TASK DIRECTIONS: How many lines in the entries below contain "style"? Answer with the number only.

PROVIDED RECORDS:
** START **
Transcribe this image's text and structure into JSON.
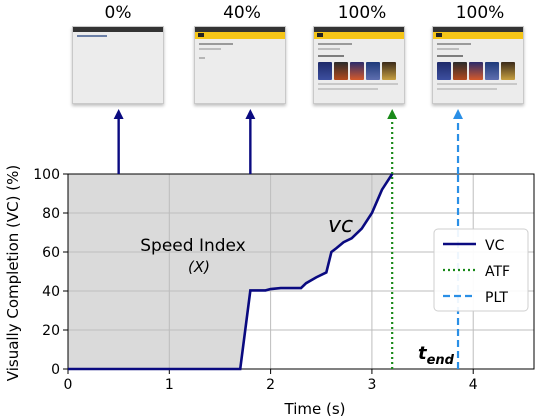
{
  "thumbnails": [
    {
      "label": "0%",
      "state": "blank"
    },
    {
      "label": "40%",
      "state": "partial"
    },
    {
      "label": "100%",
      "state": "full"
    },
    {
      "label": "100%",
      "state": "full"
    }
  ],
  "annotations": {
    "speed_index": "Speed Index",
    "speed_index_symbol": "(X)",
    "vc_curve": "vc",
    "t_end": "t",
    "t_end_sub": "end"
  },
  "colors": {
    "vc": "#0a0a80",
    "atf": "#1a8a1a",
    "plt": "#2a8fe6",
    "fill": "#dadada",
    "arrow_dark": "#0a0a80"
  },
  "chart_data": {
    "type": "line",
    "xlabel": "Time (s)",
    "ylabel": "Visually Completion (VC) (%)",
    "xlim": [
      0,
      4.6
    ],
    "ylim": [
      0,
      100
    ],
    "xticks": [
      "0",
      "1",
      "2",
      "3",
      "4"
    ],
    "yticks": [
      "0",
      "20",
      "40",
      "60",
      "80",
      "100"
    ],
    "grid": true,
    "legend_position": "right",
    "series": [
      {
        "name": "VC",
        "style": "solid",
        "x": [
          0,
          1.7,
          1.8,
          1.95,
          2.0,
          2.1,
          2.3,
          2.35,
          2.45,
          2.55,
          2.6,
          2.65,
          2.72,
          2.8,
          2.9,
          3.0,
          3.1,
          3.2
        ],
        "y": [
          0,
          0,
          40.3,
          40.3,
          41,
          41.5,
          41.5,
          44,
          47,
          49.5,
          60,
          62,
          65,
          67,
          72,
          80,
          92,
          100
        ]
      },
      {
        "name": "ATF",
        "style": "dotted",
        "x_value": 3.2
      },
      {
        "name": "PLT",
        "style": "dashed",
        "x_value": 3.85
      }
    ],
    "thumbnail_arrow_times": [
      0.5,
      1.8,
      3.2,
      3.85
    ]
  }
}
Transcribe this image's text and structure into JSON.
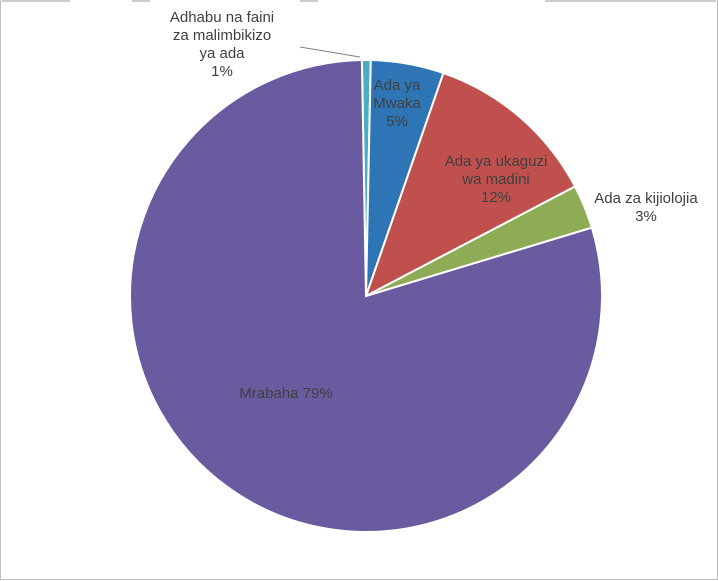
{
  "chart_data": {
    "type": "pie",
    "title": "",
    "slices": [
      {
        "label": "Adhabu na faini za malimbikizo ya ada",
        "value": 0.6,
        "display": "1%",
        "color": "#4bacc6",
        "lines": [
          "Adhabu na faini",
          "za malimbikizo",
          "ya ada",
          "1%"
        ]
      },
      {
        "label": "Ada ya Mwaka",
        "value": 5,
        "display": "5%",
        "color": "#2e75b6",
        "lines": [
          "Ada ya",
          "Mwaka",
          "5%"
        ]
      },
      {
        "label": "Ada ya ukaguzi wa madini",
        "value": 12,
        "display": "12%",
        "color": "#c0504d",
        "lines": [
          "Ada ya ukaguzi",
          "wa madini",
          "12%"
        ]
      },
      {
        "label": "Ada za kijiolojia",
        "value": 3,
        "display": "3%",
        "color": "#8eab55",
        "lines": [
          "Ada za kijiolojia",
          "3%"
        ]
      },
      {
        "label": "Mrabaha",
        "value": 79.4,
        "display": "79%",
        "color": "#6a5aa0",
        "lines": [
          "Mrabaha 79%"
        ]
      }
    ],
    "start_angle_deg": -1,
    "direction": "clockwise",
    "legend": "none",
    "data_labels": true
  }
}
** END **
RESPONSE: 3